YOUR GOAL:
Exclude the pictures and retype the entries as written.

DATA EXTRACT:
========================================================================

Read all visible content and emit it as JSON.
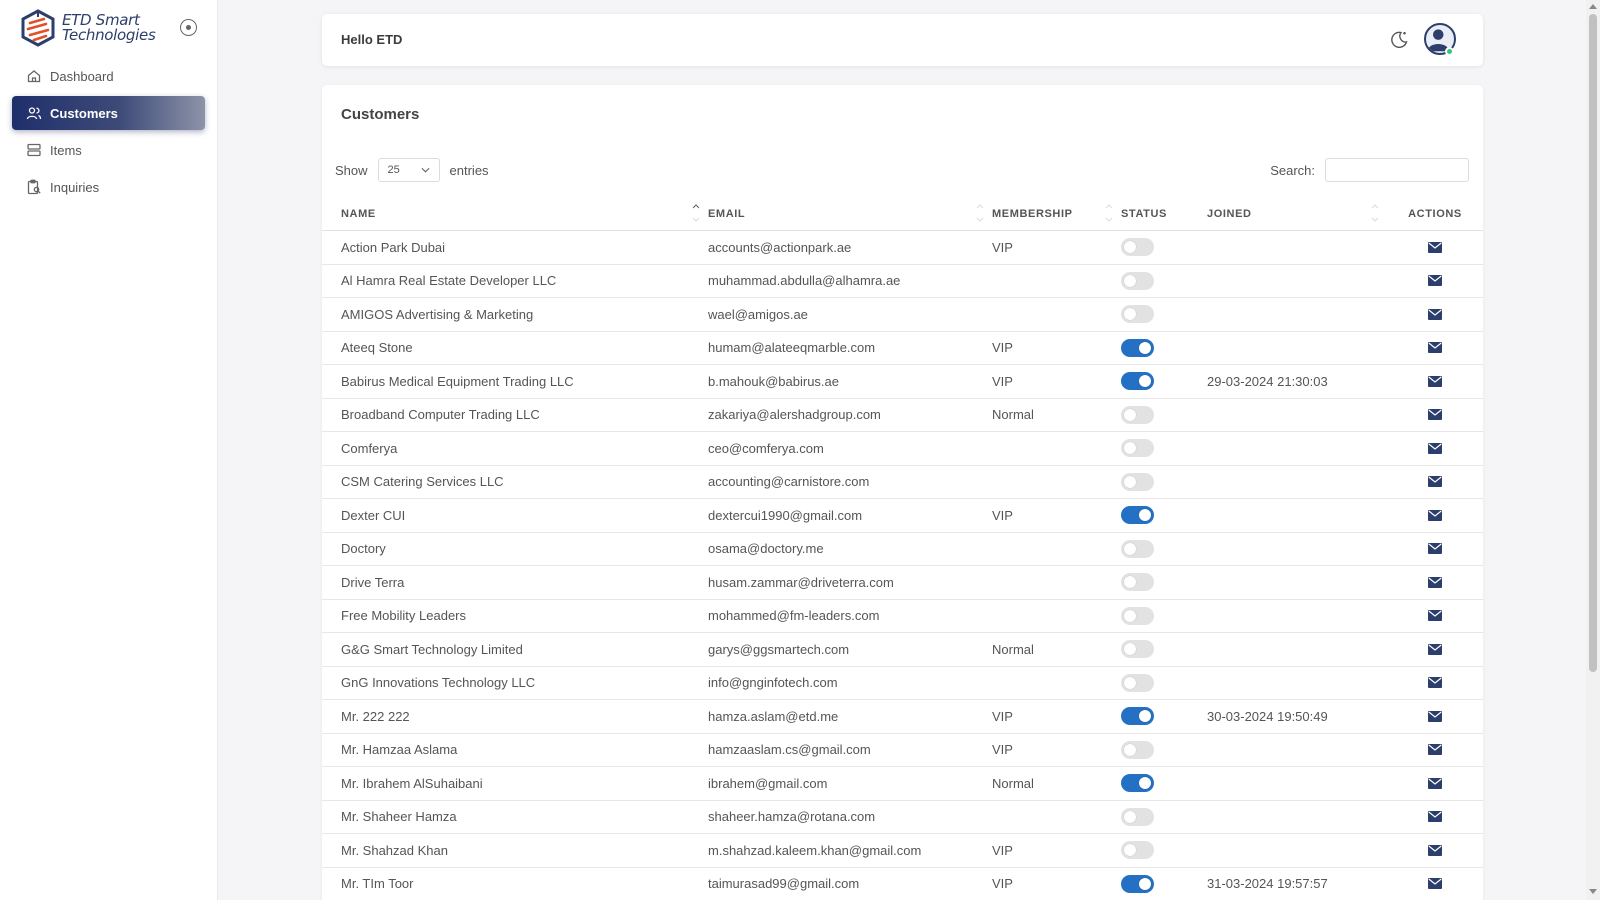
{
  "brand": {
    "line1": "ETD Smart",
    "line2": "Technologies"
  },
  "sidebar": {
    "items": [
      {
        "label": "Dashboard",
        "icon": "home-icon",
        "active": false
      },
      {
        "label": "Customers",
        "icon": "users-icon",
        "active": true
      },
      {
        "label": "Items",
        "icon": "server-icon",
        "active": false
      },
      {
        "label": "Inquiries",
        "icon": "clipboard-search-icon",
        "active": false
      }
    ]
  },
  "header": {
    "greeting": "Hello ETD"
  },
  "main": {
    "title": "Customers",
    "show_label": "Show",
    "entries_value": "25",
    "entries_label": "entries",
    "search_label": "Search:",
    "search_value": "",
    "columns": {
      "name": "NAME",
      "email": "EMAIL",
      "membership": "MEMBERSHIP",
      "status": "STATUS",
      "joined": "JOINED",
      "actions": "ACTIONS"
    },
    "rows": [
      {
        "name": "Action Park Dubai",
        "email": "accounts@actionpark.ae",
        "membership": "VIP",
        "status": false,
        "joined": ""
      },
      {
        "name": "Al Hamra Real Estate Developer LLC",
        "email": "muhammad.abdulla@alhamra.ae",
        "membership": "",
        "status": false,
        "joined": ""
      },
      {
        "name": "AMIGOS Advertising & Marketing",
        "email": "wael@amigos.ae",
        "membership": "",
        "status": false,
        "joined": ""
      },
      {
        "name": "Ateeq Stone",
        "email": "humam@alateeqmarble.com",
        "membership": "VIP",
        "status": true,
        "joined": ""
      },
      {
        "name": "Babirus Medical Equipment Trading LLC",
        "email": "b.mahouk@babirus.ae",
        "membership": "VIP",
        "status": true,
        "joined": "29-03-2024 21:30:03"
      },
      {
        "name": "Broadband Computer Trading LLC",
        "email": "zakariya@alershadgroup.com",
        "membership": "Normal",
        "status": false,
        "joined": ""
      },
      {
        "name": "Comferya",
        "email": "ceo@comferya.com",
        "membership": "",
        "status": false,
        "joined": ""
      },
      {
        "name": "CSM Catering Services LLC",
        "email": "accounting@carnistore.com",
        "membership": "",
        "status": false,
        "joined": ""
      },
      {
        "name": "Dexter CUI",
        "email": "dextercui1990@gmail.com",
        "membership": "VIP",
        "status": true,
        "joined": ""
      },
      {
        "name": "Doctory",
        "email": "osama@doctory.me",
        "membership": "",
        "status": false,
        "joined": ""
      },
      {
        "name": "Drive Terra",
        "email": "husam.zammar@driveterra.com",
        "membership": "",
        "status": false,
        "joined": ""
      },
      {
        "name": "Free Mobility Leaders",
        "email": "mohammed@fm-leaders.com",
        "membership": "",
        "status": false,
        "joined": ""
      },
      {
        "name": "G&G Smart Technology Limited",
        "email": "garys@ggsmartech.com",
        "membership": "Normal",
        "status": false,
        "joined": ""
      },
      {
        "name": "GnG Innovations Technology LLC",
        "email": "info@gnginfotech.com",
        "membership": "",
        "status": false,
        "joined": ""
      },
      {
        "name": "Mr. 222 222",
        "email": "hamza.aslam@etd.me",
        "membership": "VIP",
        "status": true,
        "joined": "30-03-2024 19:50:49"
      },
      {
        "name": "Mr. Hamzaa Aslama",
        "email": "hamzaaslam.cs@gmail.com",
        "membership": "VIP",
        "status": false,
        "joined": ""
      },
      {
        "name": "Mr. Ibrahem AlSuhaibani",
        "email": "ibrahem@gmail.com",
        "membership": "Normal",
        "status": true,
        "joined": ""
      },
      {
        "name": "Mr. Shaheer Hamza",
        "email": "shaheer.hamza@rotana.com",
        "membership": "",
        "status": false,
        "joined": ""
      },
      {
        "name": "Mr. Shahzad Khan",
        "email": "m.shahzad.kaleem.khan@gmail.com",
        "membership": "VIP",
        "status": false,
        "joined": ""
      },
      {
        "name": "Mr. TIm Toor",
        "email": "taimurasad99@gmail.com",
        "membership": "VIP",
        "status": true,
        "joined": "31-03-2024 19:57:57"
      }
    ]
  },
  "colors": {
    "accent": "#2370c4",
    "nav_active": "#1f2f6b",
    "online": "#2ecc71"
  }
}
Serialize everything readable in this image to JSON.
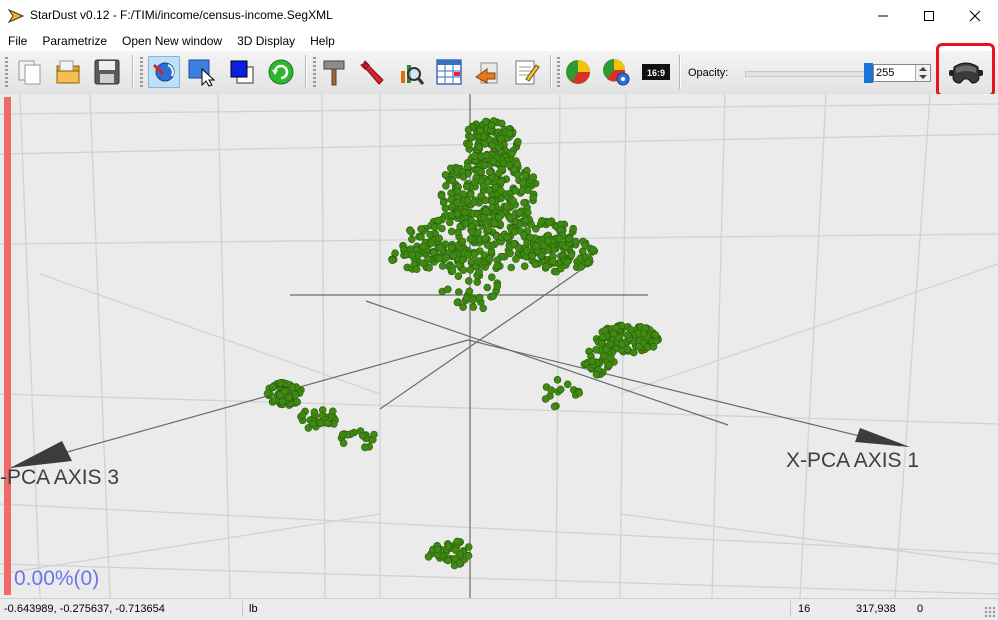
{
  "window": {
    "title": "StarDust v0.12 - F:/TIMi/income/census-income.SegXML",
    "controls": {
      "minimize": "minimize",
      "maximize": "maximize",
      "close": "close"
    }
  },
  "menu": {
    "items": [
      {
        "label": "File"
      },
      {
        "label": "Parametrize"
      },
      {
        "label": "Open New window"
      },
      {
        "label": "3D Display"
      },
      {
        "label": "Help"
      }
    ]
  },
  "toolbar": {
    "buttons": [
      {
        "icon": "copy-icon"
      },
      {
        "icon": "open-folder-icon"
      },
      {
        "icon": "save-icon"
      },
      {
        "icon": "rotate-view-icon",
        "active": true
      },
      {
        "icon": "select-pointer-icon"
      },
      {
        "icon": "color-picker-icon"
      },
      {
        "icon": "refresh-icon"
      },
      {
        "icon": "hammer-icon"
      },
      {
        "icon": "wrench-icon"
      },
      {
        "icon": "magnify-chart-icon"
      },
      {
        "icon": "table-icon"
      },
      {
        "icon": "export-icon"
      },
      {
        "icon": "notepad-icon"
      },
      {
        "icon": "pie-chart-icon"
      },
      {
        "icon": "pie-settings-icon"
      },
      {
        "icon": "aspect-ratio-icon",
        "text": "16:9"
      }
    ],
    "opacity_label": "Opacity:",
    "opacity_value": "255",
    "opacity_level": 1.0,
    "vr_button_icon": "vr-headset-icon",
    "highlight_color": "#e8141b"
  },
  "viewport": {
    "background_color": "#ebebeb",
    "point_color": "#3f8a12",
    "progress_color": "#f06a6a",
    "axis_label_x": "X-PCA AXIS 1",
    "axis_label_z": "-PCA AXIS 3",
    "progress_text": "0.00%(0)"
  },
  "status": {
    "coords": "-0.643989, -0.275637, -0.713654",
    "unit": "lb",
    "count": "16",
    "value": "317,938",
    "extra": "0"
  }
}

========================================================================

THE COMPLETED TASK:
Read all visible content and emit it as JSON.
{
  "brand": {
    "line1": "ETD Smart",
    "line2": "Technologies"
  },
  "sidebar": {
    "items": [
      {
        "label": "Dashboard",
        "icon": "home-icon",
        "active": false
      },
      {
        "label": "Customers",
        "icon": "users-icon",
        "active": true
      },
      {
        "label": "Items",
        "icon": "server-icon",
        "active": false
      },
      {
        "label": "Inquiries",
        "icon": "clipboard-search-icon",
        "active": false
      }
    ]
  },
  "header": {
    "greeting": "Hello ETD"
  },
  "main": {
    "title": "Customers",
    "show_label": "Show",
    "entries_value": "25",
    "entries_label": "entries",
    "search_label": "Search:",
    "search_value": "",
    "columns": {
      "name": "NAME",
      "email": "EMAIL",
      "membership": "MEMBERSHIP",
      "status": "STATUS",
      "joined": "JOINED",
      "actions": "ACTIONS"
    },
    "rows": [
      {
        "name": "Action Park Dubai",
        "email": "accounts@actionpark.ae",
        "membership": "VIP",
        "status": false,
        "joined": ""
      },
      {
        "name": "Al Hamra Real Estate Developer LLC",
        "email": "muhammad.abdulla@alhamra.ae",
        "membership": "",
        "status": false,
        "joined": ""
      },
      {
        "name": "AMIGOS Advertising & Marketing",
        "email": "wael@amigos.ae",
        "membership": "",
        "status": false,
        "joined": ""
      },
      {
        "name": "Ateeq Stone",
        "email": "humam@alateeqmarble.com",
        "membership": "VIP",
        "status": true,
        "joined": ""
      },
      {
        "name": "Babirus Medical Equipment Trading LLC",
        "email": "b.mahouk@babirus.ae",
        "membership": "VIP",
        "status": true,
        "joined": "29-03-2024 21:30:03"
      },
      {
        "name": "Broadband Computer Trading LLC",
        "email": "zakariya@alershadgroup.com",
        "membership": "Normal",
        "status": false,
        "joined": ""
      },
      {
        "name": "Comferya",
        "email": "ceo@comferya.com",
        "membership": "",
        "status": false,
        "joined": ""
      },
      {
        "name": "CSM Catering Services LLC",
        "email": "accounting@carnistore.com",
        "membership": "",
        "status": false,
        "joined": ""
      },
      {
        "name": "Dexter CUI",
        "email": "dextercui1990@gmail.com",
        "membership": "VIP",
        "status": true,
        "joined": ""
      },
      {
        "name": "Doctory",
        "email": "osama@doctory.me",
        "membership": "",
        "status": false,
        "joined": ""
      },
      {
        "name": "Drive Terra",
        "email": "husam.zammar@driveterra.com",
        "membership": "",
        "status": false,
        "joined": ""
      },
      {
        "name": "Free Mobility Leaders",
        "email": "mohammed@fm-leaders.com",
        "membership": "",
        "status": false,
        "joined": ""
      },
      {
        "name": "G&G Smart Technology Limited",
        "email": "garys@ggsmartech.com",
        "membership": "Normal",
        "status": false,
        "joined": ""
      },
      {
        "name": "GnG Innovations Technology LLC",
        "email": "info@gnginfotech.com",
        "membership": "",
        "status": false,
        "joined": ""
      },
      {
        "name": "Mr. 222 222",
        "email": "hamza.aslam@etd.me",
        "membership": "VIP",
        "status": true,
        "joined": "30-03-2024 19:50:49"
      },
      {
        "name": "Mr. Hamzaa Aslama",
        "email": "hamzaaslam.cs@gmail.com",
        "membership": "VIP",
        "status": false,
        "joined": ""
      },
      {
        "name": "Mr. Ibrahem AlSuhaibani",
        "email": "ibrahem@gmail.com",
        "membership": "Normal",
        "status": true,
        "joined": ""
      },
      {
        "name": "Mr. Shaheer Hamza",
        "email": "shaheer.hamza@rotana.com",
        "membership": "",
        "status": false,
        "joined": ""
      },
      {
        "name": "Mr. Shahzad Khan",
        "email": "m.shahzad.kaleem.khan@gmail.com",
        "membership": "VIP",
        "status": false,
        "joined": ""
      },
      {
        "name": "Mr. TIm Toor",
        "email": "taimurasad99@gmail.com",
        "membership": "VIP",
        "status": true,
        "joined": "31-03-2024 19:57:57"
      }
    ]
  },
  "colors": {
    "accent": "#2370c4",
    "nav_active": "#1f2f6b",
    "online": "#2ecc71"
  }
}
Serialize everything readable in this image to JSON.
{
  "window": {
    "title": "StarDust v0.12 - F:/TIMi/income/census-income.SegXML",
    "controls": {
      "minimize": "minimize",
      "maximize": "maximize",
      "close": "close"
    }
  },
  "menu": {
    "items": [
      {
        "label": "File"
      },
      {
        "label": "Parametrize"
      },
      {
        "label": "Open New window"
      },
      {
        "label": "3D Display"
      },
      {
        "label": "Help"
      }
    ]
  },
  "toolbar": {
    "buttons": [
      {
        "icon": "copy-icon"
      },
      {
        "icon": "open-folder-icon"
      },
      {
        "icon": "save-icon"
      },
      {
        "icon": "rotate-view-icon",
        "active": true
      },
      {
        "icon": "select-pointer-icon"
      },
      {
        "icon": "color-picker-icon"
      },
      {
        "icon": "refresh-icon"
      },
      {
        "icon": "hammer-icon"
      },
      {
        "icon": "wrench-icon"
      },
      {
        "icon": "magnify-chart-icon"
      },
      {
        "icon": "table-icon"
      },
      {
        "icon": "export-icon"
      },
      {
        "icon": "notepad-icon"
      },
      {
        "icon": "pie-chart-icon"
      },
      {
        "icon": "pie-settings-icon"
      },
      {
        "icon": "aspect-ratio-icon",
        "text": "16:9"
      }
    ],
    "opacity_label": "Opacity:",
    "opacity_value": "255",
    "opacity_level": 1.0,
    "vr_button_icon": "vr-headset-icon",
    "highlight_color": "#e8141b"
  },
  "viewport": {
    "background_color": "#ebebeb",
    "point_color": "#3f8a12",
    "progress_color": "#f06a6a",
    "axis_label_x": "X-PCA AXIS 1",
    "axis_label_z": "-PCA AXIS 3",
    "progress_text": "0.00%(0)"
  },
  "status": {
    "coords": "-0.643989, -0.275637, -0.713654",
    "unit": "lb",
    "count": "16",
    "value": "317,938",
    "extra": "0"
  }
}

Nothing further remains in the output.